-- BEGIN --

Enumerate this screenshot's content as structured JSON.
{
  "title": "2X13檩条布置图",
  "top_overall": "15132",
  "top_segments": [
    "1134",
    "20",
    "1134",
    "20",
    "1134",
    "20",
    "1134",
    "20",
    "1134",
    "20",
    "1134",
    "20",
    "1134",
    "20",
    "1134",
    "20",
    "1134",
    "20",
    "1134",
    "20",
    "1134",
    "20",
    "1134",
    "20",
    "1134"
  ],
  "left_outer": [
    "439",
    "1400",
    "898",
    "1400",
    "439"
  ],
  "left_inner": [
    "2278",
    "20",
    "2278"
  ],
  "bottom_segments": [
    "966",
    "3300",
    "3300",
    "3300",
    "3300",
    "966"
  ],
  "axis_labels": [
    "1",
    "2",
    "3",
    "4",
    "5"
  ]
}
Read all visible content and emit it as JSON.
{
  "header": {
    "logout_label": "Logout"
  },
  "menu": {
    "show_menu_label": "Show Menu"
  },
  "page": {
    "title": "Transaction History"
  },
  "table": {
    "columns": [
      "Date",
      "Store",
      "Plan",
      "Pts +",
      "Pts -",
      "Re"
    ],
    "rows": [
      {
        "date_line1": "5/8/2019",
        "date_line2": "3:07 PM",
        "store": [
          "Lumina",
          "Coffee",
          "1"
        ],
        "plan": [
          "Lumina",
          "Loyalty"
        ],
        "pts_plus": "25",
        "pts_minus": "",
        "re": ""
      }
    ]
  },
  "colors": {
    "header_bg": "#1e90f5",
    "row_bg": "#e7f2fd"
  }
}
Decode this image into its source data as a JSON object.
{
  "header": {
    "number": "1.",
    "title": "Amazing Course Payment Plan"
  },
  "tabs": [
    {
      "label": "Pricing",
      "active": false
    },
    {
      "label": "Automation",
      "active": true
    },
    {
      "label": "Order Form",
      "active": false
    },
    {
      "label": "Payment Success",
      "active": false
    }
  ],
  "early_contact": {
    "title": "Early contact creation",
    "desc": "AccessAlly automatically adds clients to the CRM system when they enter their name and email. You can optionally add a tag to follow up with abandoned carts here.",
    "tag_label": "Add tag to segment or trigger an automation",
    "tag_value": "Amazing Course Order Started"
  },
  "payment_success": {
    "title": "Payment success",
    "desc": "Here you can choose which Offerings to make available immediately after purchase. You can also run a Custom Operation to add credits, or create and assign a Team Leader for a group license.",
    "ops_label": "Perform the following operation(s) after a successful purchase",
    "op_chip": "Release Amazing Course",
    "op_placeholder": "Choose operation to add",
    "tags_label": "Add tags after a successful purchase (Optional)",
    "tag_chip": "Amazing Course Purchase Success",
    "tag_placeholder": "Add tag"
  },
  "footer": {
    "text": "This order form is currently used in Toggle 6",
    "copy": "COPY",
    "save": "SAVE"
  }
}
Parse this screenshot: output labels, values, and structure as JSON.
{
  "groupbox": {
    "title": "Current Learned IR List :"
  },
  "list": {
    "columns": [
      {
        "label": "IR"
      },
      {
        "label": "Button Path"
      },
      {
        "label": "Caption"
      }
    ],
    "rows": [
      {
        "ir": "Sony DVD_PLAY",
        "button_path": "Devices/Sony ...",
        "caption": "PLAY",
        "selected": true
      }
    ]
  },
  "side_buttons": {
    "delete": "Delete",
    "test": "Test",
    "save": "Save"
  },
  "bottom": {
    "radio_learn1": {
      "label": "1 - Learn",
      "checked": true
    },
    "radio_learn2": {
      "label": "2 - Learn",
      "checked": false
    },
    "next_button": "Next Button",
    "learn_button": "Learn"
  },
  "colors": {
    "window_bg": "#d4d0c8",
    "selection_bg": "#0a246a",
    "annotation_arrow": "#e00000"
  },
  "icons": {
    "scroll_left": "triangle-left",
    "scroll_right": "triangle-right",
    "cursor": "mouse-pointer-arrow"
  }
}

-- END --

- **What you need to do**: The records above should be repeated in full, exactly as given.

- **Complete answer**:
Enumerate this screenshot's content as structured JSON.
{
  "title": "2X13檩条布置图",
  "top_overall": "15132",
  "top_segments": [
    "1134",
    "20",
    "1134",
    "20",
    "1134",
    "20",
    "1134",
    "20",
    "1134",
    "20",
    "1134",
    "20",
    "1134",
    "20",
    "1134",
    "20",
    "1134",
    "20",
    "1134",
    "20",
    "1134",
    "20",
    "1134",
    "20",
    "1134"
  ],
  "left_outer": [
    "439",
    "1400",
    "898",
    "1400",
    "439"
  ],
  "left_inner": [
    "2278",
    "20",
    "2278"
  ],
  "bottom_segments": [
    "966",
    "3300",
    "3300",
    "3300",
    "3300",
    "966"
  ],
  "axis_labels": [
    "1",
    "2",
    "3",
    "4",
    "5"
  ]
}
Read all visible content and emit it as JSON.
{
  "header": {
    "logout_label": "Logout"
  },
  "menu": {
    "show_menu_label": "Show Menu"
  },
  "page": {
    "title": "Transaction History"
  },
  "table": {
    "columns": [
      "Date",
      "Store",
      "Plan",
      "Pts +",
      "Pts -",
      "Re"
    ],
    "rows": [
      {
        "date_line1": "5/8/2019",
        "date_line2": "3:07 PM",
        "store": [
          "Lumina",
          "Coffee",
          "1"
        ],
        "plan": [
          "Lumina",
          "Loyalty"
        ],
        "pts_plus": "25",
        "pts_minus": "",
        "re": ""
      }
    ]
  },
  "colors": {
    "header_bg": "#1e90f5",
    "row_bg": "#e7f2fd"
  }
}
Decode this image into its source data as a JSON object.
{
  "header": {
    "number": "1.",
    "title": "Amazing Course Payment Plan"
  },
  "tabs": [
    {
      "label": "Pricing",
      "active": false
    },
    {
      "label": "Automation",
      "active": true
    },
    {
      "label": "Order Form",
      "active": false
    },
    {
      "label": "Payment Success",
      "active": false
    }
  ],
  "early_contact": {
    "title": "Early contact creation",
    "desc": "AccessAlly automatically adds clients to the CRM system when they enter their name and email. You can optionally add a tag to follow up with abandoned carts here.",
    "tag_label": "Add tag to segment or trigger an automation",
    "tag_value": "Amazing Course Order Started"
  },
  "payment_success": {
    "title": "Payment success",
    "desc": "Here you can choose which Offerings to make available immediately after purchase. You can also run a Custom Operation to add credits, or create and assign a Team Leader for a group license.",
    "ops_label": "Perform the following operation(s) after a successful purchase",
    "op_chip": "Release Amazing Course",
    "op_placeholder": "Choose operation to add",
    "tags_label": "Add tags after a successful purchase (Optional)",
    "tag_chip": "Amazing Course Purchase Success",
    "tag_placeholder": "Add tag"
  },
  "footer": {
    "text": "This order form is currently used in Toggle 6",
    "copy": "COPY",
    "save": "SAVE"
  }
}
Parse this screenshot: output labels, values, and structure as JSON.
{
  "groupbox": {
    "title": "Current Learned IR List :"
  },
  "list": {
    "columns": [
      {
        "label": "IR"
      },
      {
        "label": "Button Path"
      },
      {
        "label": "Caption"
      }
    ],
    "rows": [
      {
        "ir": "Sony DVD_PLAY",
        "button_path": "Devices/Sony ...",
        "caption": "PLAY",
        "selected": true
      }
    ]
  },
  "side_buttons": {
    "delete": "Delete",
    "test": "Test",
    "save": "Save"
  },
  "bottom": {
    "radio_learn1": {
      "label": "1 - Learn",
      "checked": true
    },
    "radio_learn2": {
      "label": "2 - Learn",
      "checked": false
    },
    "next_button": "Next Button",
    "learn_button": "Learn"
  },
  "colors": {
    "window_bg": "#d4d0c8",
    "selection_bg": "#0a246a",
    "annotation_arrow": "#e00000"
  },
  "icons": {
    "scroll_left": "triangle-left",
    "scroll_right": "triangle-right",
    "cursor": "mouse-pointer-arrow"
  }
}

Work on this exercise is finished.